**TASK DIRECTIONS**:
Leaving the pictures aside, transcribe every line below exactly.
==== RECORDS FOR PROCESSING
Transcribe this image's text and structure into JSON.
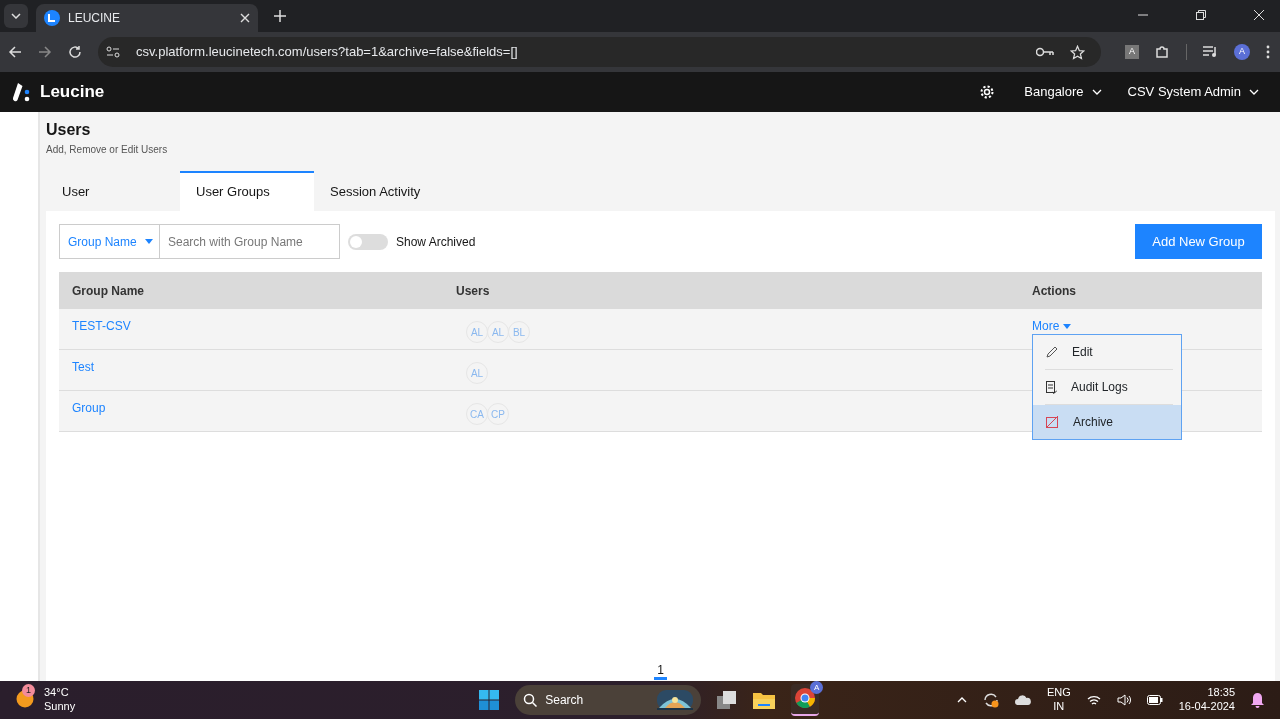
{
  "browser": {
    "tab_title": "LEUCINE",
    "url": "csv.platform.leucinetech.com/users?tab=1&archive=false&fields=[]",
    "translate_label": "A",
    "profile_initial": "A"
  },
  "header": {
    "brand": "Leucine",
    "location": "Bangalore",
    "user": "CSV System Admin"
  },
  "page": {
    "title": "Users",
    "subtitle": "Add, Remove or Edit Users"
  },
  "tabs": [
    {
      "label": "User",
      "selected": false
    },
    {
      "label": "User Groups",
      "selected": true
    },
    {
      "label": "Session Activity",
      "selected": false
    }
  ],
  "filter": {
    "field": "Group Name",
    "placeholder": "Search with Group Name",
    "toggle": {
      "label": "Show Archived",
      "on": false
    }
  },
  "add_button": "Add New Group",
  "table": {
    "columns": [
      "Group Name",
      "Users",
      "Actions"
    ],
    "rows": [
      {
        "name": "TEST-CSV",
        "users": [
          "AL",
          "AL",
          "BL"
        ],
        "action": "More"
      },
      {
        "name": "Test",
        "users": [
          "AL"
        ]
      },
      {
        "name": "Group",
        "users": [
          "CA",
          "CP"
        ]
      }
    ]
  },
  "action_menu": {
    "items": [
      {
        "label": "Edit",
        "kind": "edit",
        "selected": false
      },
      {
        "label": "Audit Logs",
        "kind": "audit",
        "selected": false
      },
      {
        "label": "Archive",
        "kind": "archive",
        "selected": true
      }
    ]
  },
  "pagination": [
    {
      "label": "1",
      "selected": true
    }
  ],
  "taskbar": {
    "weather_badge": "1",
    "temperature": "34°C",
    "condition": "Sunny",
    "search": "Search",
    "lang": "ENG",
    "region": "IN",
    "chrome_badge": "A",
    "time": "18:35",
    "date": "16-04-2024"
  }
}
========
**WRITTEN SOLUTION**:
Transcribe this image's text and structure into JSON.
{
  "browser": {
    "tab_title": "LEUCINE",
    "url": "csv.platform.leucinetech.com/users?tab=1&archive=false&fields=[]",
    "translate_label": "A",
    "profile_initial": "A"
  },
  "header": {
    "brand": "Leucine",
    "location": "Bangalore",
    "user": "CSV System Admin"
  },
  "page": {
    "title": "Users",
    "subtitle": "Add, Remove or Edit Users"
  },
  "tabs": [
    {
      "label": "User",
      "selected": false
    },
    {
      "label": "User Groups",
      "selected": true
    },
    {
      "label": "Session Activity",
      "selected": false
    }
  ],
  "filter": {
    "field": "Group Name",
    "placeholder": "Search with Group Name",
    "toggle": {
      "label": "Show Archived",
      "on": false
    }
  },
  "add_button": "Add New Group",
  "table": {
    "columns": [
      "Group Name",
      "Users",
      "Actions"
    ],
    "rows": [
      {
        "name": "TEST-CSV",
        "users": [
          "AL",
          "AL",
          "BL"
        ],
        "action": "More"
      },
      {
        "name": "Test",
        "users": [
          "AL"
        ]
      },
      {
        "name": "Group",
        "users": [
          "CA",
          "CP"
        ]
      }
    ]
  },
  "action_menu": {
    "items": [
      {
        "label": "Edit",
        "kind": "edit",
        "selected": false
      },
      {
        "label": "Audit Logs",
        "kind": "audit",
        "selected": false
      },
      {
        "label": "Archive",
        "kind": "archive",
        "selected": true
      }
    ]
  },
  "pagination": [
    {
      "label": "1",
      "selected": true
    }
  ],
  "taskbar": {
    "weather_badge": "1",
    "temperature": "34°C",
    "condition": "Sunny",
    "search": "Search",
    "lang": "ENG",
    "region": "IN",
    "chrome_badge": "A",
    "time": "18:35",
    "date": "16-04-2024"
  }
}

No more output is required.